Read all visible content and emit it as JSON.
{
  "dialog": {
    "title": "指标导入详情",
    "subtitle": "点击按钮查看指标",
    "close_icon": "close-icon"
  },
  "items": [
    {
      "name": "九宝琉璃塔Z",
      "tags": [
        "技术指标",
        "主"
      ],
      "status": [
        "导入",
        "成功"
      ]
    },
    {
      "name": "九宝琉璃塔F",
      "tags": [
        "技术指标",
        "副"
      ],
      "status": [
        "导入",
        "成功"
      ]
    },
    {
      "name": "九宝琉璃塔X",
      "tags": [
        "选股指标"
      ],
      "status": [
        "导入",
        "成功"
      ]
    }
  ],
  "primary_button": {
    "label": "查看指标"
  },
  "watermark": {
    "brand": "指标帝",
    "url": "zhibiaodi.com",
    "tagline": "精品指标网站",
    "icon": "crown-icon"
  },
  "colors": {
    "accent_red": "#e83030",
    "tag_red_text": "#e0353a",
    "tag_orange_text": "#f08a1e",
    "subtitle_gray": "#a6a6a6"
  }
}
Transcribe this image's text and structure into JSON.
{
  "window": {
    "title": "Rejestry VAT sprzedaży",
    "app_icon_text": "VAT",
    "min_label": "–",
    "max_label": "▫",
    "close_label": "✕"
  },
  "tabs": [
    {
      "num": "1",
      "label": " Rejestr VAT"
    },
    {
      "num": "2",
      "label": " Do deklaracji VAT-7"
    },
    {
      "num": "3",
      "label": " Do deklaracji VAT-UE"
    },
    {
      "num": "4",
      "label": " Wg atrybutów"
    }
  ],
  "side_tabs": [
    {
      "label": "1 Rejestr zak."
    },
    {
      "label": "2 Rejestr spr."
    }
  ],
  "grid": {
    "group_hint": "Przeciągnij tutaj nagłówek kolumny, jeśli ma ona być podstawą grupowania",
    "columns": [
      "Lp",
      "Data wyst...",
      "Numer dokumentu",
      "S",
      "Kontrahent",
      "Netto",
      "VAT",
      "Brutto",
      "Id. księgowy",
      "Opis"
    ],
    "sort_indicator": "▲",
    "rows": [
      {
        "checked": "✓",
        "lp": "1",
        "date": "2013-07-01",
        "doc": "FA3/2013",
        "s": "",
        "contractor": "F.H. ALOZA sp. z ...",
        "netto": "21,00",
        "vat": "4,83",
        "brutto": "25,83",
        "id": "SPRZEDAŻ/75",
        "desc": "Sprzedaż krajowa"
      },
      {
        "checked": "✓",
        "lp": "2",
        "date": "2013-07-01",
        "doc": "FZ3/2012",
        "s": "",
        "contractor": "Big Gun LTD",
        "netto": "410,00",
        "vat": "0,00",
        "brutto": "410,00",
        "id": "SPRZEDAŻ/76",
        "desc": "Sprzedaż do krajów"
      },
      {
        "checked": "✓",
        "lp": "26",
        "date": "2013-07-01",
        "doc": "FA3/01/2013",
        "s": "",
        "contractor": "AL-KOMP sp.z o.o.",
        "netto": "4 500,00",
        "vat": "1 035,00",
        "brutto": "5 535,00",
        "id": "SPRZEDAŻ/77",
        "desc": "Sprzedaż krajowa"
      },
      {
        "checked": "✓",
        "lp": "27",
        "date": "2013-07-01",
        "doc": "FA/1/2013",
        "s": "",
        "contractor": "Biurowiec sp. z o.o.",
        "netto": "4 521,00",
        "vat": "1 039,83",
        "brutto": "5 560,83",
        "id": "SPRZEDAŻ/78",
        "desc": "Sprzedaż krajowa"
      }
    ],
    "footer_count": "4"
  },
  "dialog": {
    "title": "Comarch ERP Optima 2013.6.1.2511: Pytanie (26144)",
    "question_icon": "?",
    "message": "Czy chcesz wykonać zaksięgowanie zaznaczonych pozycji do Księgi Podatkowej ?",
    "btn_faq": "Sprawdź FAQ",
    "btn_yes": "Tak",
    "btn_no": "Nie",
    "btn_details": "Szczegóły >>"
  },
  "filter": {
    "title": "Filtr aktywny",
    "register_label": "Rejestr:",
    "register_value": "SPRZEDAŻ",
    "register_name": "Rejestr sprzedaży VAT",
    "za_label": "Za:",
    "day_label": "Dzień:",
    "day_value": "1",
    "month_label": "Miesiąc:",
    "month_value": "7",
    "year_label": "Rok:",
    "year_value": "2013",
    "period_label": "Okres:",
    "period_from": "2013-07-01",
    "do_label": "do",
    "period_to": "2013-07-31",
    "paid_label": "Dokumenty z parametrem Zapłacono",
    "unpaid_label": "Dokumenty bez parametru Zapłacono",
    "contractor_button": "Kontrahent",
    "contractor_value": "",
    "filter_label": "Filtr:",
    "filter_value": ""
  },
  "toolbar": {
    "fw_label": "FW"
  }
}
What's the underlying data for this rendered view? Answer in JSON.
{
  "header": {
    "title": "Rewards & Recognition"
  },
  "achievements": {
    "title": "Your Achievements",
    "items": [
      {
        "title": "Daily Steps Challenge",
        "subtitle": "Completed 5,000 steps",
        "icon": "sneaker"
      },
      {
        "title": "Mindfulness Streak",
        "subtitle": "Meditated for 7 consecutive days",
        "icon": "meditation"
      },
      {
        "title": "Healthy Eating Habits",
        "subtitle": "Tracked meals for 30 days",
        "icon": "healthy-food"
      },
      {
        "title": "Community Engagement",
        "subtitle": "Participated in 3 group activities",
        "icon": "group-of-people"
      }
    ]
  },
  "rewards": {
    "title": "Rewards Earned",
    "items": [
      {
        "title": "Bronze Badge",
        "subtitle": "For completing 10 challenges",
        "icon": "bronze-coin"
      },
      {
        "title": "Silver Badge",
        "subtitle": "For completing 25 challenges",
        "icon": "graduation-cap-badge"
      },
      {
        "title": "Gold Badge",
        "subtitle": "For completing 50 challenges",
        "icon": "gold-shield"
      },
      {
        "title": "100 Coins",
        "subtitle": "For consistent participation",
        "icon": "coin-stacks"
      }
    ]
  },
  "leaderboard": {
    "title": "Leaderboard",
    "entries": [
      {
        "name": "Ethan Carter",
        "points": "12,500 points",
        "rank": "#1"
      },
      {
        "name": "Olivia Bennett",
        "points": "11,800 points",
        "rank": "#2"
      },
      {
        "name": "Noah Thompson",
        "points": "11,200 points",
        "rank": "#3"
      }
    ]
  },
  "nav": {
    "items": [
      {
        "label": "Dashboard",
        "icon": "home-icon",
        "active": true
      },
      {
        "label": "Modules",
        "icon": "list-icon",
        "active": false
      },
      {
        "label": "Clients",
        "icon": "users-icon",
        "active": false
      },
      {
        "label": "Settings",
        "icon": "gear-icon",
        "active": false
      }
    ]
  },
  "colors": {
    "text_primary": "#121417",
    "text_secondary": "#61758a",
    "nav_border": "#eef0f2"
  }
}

━━━━━━

* [TASK]
Copy down the whole of the data above, matching it exactly.

* [ANSWER TO THIS TASK]
Read all visible content and emit it as JSON.
{
  "dialog": {
    "title": "指标导入详情",
    "subtitle": "点击按钮查看指标",
    "close_icon": "close-icon"
  },
  "items": [
    {
      "name": "九宝琉璃塔Z",
      "tags": [
        "技术指标",
        "主"
      ],
      "status": [
        "导入",
        "成功"
      ]
    },
    {
      "name": "九宝琉璃塔F",
      "tags": [
        "技术指标",
        "副"
      ],
      "status": [
        "导入",
        "成功"
      ]
    },
    {
      "name": "九宝琉璃塔X",
      "tags": [
        "选股指标"
      ],
      "status": [
        "导入",
        "成功"
      ]
    }
  ],
  "primary_button": {
    "label": "查看指标"
  },
  "watermark": {
    "brand": "指标帝",
    "url": "zhibiaodi.com",
    "tagline": "精品指标网站",
    "icon": "crown-icon"
  },
  "colors": {
    "accent_red": "#e83030",
    "tag_red_text": "#e0353a",
    "tag_orange_text": "#f08a1e",
    "subtitle_gray": "#a6a6a6"
  }
}
Transcribe this image's text and structure into JSON.
{
  "window": {
    "title": "Rejestry VAT sprzedaży",
    "app_icon_text": "VAT",
    "min_label": "–",
    "max_label": "▫",
    "close_label": "✕"
  },
  "tabs": [
    {
      "num": "1",
      "label": " Rejestr VAT"
    },
    {
      "num": "2",
      "label": " Do deklaracji VAT-7"
    },
    {
      "num": "3",
      "label": " Do deklaracji VAT-UE"
    },
    {
      "num": "4",
      "label": " Wg atrybutów"
    }
  ],
  "side_tabs": [
    {
      "label": "1 Rejestr zak."
    },
    {
      "label": "2 Rejestr spr."
    }
  ],
  "grid": {
    "group_hint": "Przeciągnij tutaj nagłówek kolumny, jeśli ma ona być podstawą grupowania",
    "columns": [
      "Lp",
      "Data wyst...",
      "Numer dokumentu",
      "S",
      "Kontrahent",
      "Netto",
      "VAT",
      "Brutto",
      "Id. księgowy",
      "Opis"
    ],
    "sort_indicator": "▲",
    "rows": [
      {
        "checked": "✓",
        "lp": "1",
        "date": "2013-07-01",
        "doc": "FA3/2013",
        "s": "",
        "contractor": "F.H. ALOZA sp. z ...",
        "netto": "21,00",
        "vat": "4,83",
        "brutto": "25,83",
        "id": "SPRZEDAŻ/75",
        "desc": "Sprzedaż krajowa"
      },
      {
        "checked": "✓",
        "lp": "2",
        "date": "2013-07-01",
        "doc": "FZ3/2012",
        "s": "",
        "contractor": "Big Gun LTD",
        "netto": "410,00",
        "vat": "0,00",
        "brutto": "410,00",
        "id": "SPRZEDAŻ/76",
        "desc": "Sprzedaż do krajów"
      },
      {
        "checked": "✓",
        "lp": "26",
        "date": "2013-07-01",
        "doc": "FA3/01/2013",
        "s": "",
        "contractor": "AL-KOMP sp.z o.o.",
        "netto": "4 500,00",
        "vat": "1 035,00",
        "brutto": "5 535,00",
        "id": "SPRZEDAŻ/77",
        "desc": "Sprzedaż krajowa"
      },
      {
        "checked": "✓",
        "lp": "27",
        "date": "2013-07-01",
        "doc": "FA/1/2013",
        "s": "",
        "contractor": "Biurowiec sp. z o.o.",
        "netto": "4 521,00",
        "vat": "1 039,83",
        "brutto": "5 560,83",
        "id": "SPRZEDAŻ/78",
        "desc": "Sprzedaż krajowa"
      }
    ],
    "footer_count": "4"
  },
  "dialog": {
    "title": "Comarch ERP Optima 2013.6.1.2511: Pytanie (26144)",
    "question_icon": "?",
    "message": "Czy chcesz wykonać zaksięgowanie zaznaczonych pozycji do Księgi Podatkowej ?",
    "btn_faq": "Sprawdź FAQ",
    "btn_yes": "Tak",
    "btn_no": "Nie",
    "btn_details": "Szczegóły >>"
  },
  "filter": {
    "title": "Filtr aktywny",
    "register_label": "Rejestr:",
    "register_value": "SPRZEDAŻ",
    "register_name": "Rejestr sprzedaży VAT",
    "za_label": "Za:",
    "day_label": "Dzień:",
    "day_value": "1",
    "month_label": "Miesiąc:",
    "month_value": "7",
    "year_label": "Rok:",
    "year_value": "2013",
    "period_label": "Okres:",
    "period_from": "2013-07-01",
    "do_label": "do",
    "period_to": "2013-07-31",
    "paid_label": "Dokumenty z parametrem Zapłacono",
    "unpaid_label": "Dokumenty bez parametru Zapłacono",
    "contractor_button": "Kontrahent",
    "contractor_value": "",
    "filter_label": "Filtr:",
    "filter_value": ""
  },
  "toolbar": {
    "fw_label": "FW"
  }
}
What's the underlying data for this rendered view? Answer in JSON.
{
  "header": {
    "title": "Rewards & Recognition"
  },
  "achievements": {
    "title": "Your Achievements",
    "items": [
      {
        "title": "Daily Steps Challenge",
        "subtitle": "Completed 5,000 steps",
        "icon": "sneaker"
      },
      {
        "title": "Mindfulness Streak",
        "subtitle": "Meditated for 7 consecutive days",
        "icon": "meditation"
      },
      {
        "title": "Healthy Eating Habits",
        "subtitle": "Tracked meals for 30 days",
        "icon": "healthy-food"
      },
      {
        "title": "Community Engagement",
        "subtitle": "Participated in 3 group activities",
        "icon": "group-of-people"
      }
    ]
  },
  "rewards": {
    "title": "Rewards Earned",
    "items": [
      {
        "title": "Bronze Badge",
        "subtitle": "For completing 10 challenges",
        "icon": "bronze-coin"
      },
      {
        "title": "Silver Badge",
        "subtitle": "For completing 25 challenges",
        "icon": "graduation-cap-badge"
      },
      {
        "title": "Gold Badge",
        "subtitle": "For completing 50 challenges",
        "icon": "gold-shield"
      },
      {
        "title": "100 Coins",
        "subtitle": "For consistent participation",
        "icon": "coin-stacks"
      }
    ]
  },
  "leaderboard": {
    "title": "Leaderboard",
    "entries": [
      {
        "name": "Ethan Carter",
        "points": "12,500 points",
        "rank": "#1"
      },
      {
        "name": "Olivia Bennett",
        "points": "11,800 points",
        "rank": "#2"
      },
      {
        "name": "Noah Thompson",
        "points": "11,200 points",
        "rank": "#3"
      }
    ]
  },
  "nav": {
    "items": [
      {
        "label": "Dashboard",
        "icon": "home-icon",
        "active": true
      },
      {
        "label": "Modules",
        "icon": "list-icon",
        "active": false
      },
      {
        "label": "Clients",
        "icon": "users-icon",
        "active": false
      },
      {
        "label": "Settings",
        "icon": "gear-icon",
        "active": false
      }
    ]
  },
  "colors": {
    "text_primary": "#121417",
    "text_secondary": "#61758a",
    "nav_border": "#eef0f2"
  }
}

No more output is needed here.